begin

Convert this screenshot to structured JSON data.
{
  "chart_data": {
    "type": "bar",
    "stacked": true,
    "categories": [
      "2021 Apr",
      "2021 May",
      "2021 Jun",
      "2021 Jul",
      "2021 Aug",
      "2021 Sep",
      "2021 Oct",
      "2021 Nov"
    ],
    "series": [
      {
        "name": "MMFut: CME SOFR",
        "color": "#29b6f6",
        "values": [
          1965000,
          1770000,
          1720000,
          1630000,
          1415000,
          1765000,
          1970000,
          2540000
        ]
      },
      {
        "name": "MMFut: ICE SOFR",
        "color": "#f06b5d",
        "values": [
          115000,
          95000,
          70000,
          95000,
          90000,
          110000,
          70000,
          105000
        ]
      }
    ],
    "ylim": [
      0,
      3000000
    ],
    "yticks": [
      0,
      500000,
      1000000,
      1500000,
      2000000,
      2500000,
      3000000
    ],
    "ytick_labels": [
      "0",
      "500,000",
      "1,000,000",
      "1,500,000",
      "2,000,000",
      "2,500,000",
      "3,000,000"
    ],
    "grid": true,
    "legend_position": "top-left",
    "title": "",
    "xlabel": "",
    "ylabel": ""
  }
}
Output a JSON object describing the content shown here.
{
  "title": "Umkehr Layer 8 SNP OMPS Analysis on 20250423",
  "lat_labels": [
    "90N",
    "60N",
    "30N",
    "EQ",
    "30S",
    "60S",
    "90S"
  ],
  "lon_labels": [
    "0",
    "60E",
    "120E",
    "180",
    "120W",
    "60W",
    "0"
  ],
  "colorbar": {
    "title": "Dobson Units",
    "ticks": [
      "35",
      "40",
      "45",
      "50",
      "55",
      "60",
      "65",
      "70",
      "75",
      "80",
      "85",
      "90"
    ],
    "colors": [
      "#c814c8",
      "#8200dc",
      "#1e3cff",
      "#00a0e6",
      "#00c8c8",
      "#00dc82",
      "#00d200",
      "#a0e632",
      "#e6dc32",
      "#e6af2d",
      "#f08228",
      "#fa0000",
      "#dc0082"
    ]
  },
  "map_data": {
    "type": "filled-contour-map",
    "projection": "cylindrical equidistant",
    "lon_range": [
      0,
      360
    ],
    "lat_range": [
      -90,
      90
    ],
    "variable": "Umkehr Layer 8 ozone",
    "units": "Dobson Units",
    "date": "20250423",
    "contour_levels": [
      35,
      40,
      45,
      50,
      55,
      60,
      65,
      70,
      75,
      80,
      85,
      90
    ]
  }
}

end

§ **OBJECTIVE**
Give the count of lines in the data shown above that contain "MMFut", and nothing else.

§ **RESPONSE TO THIS TASK**
2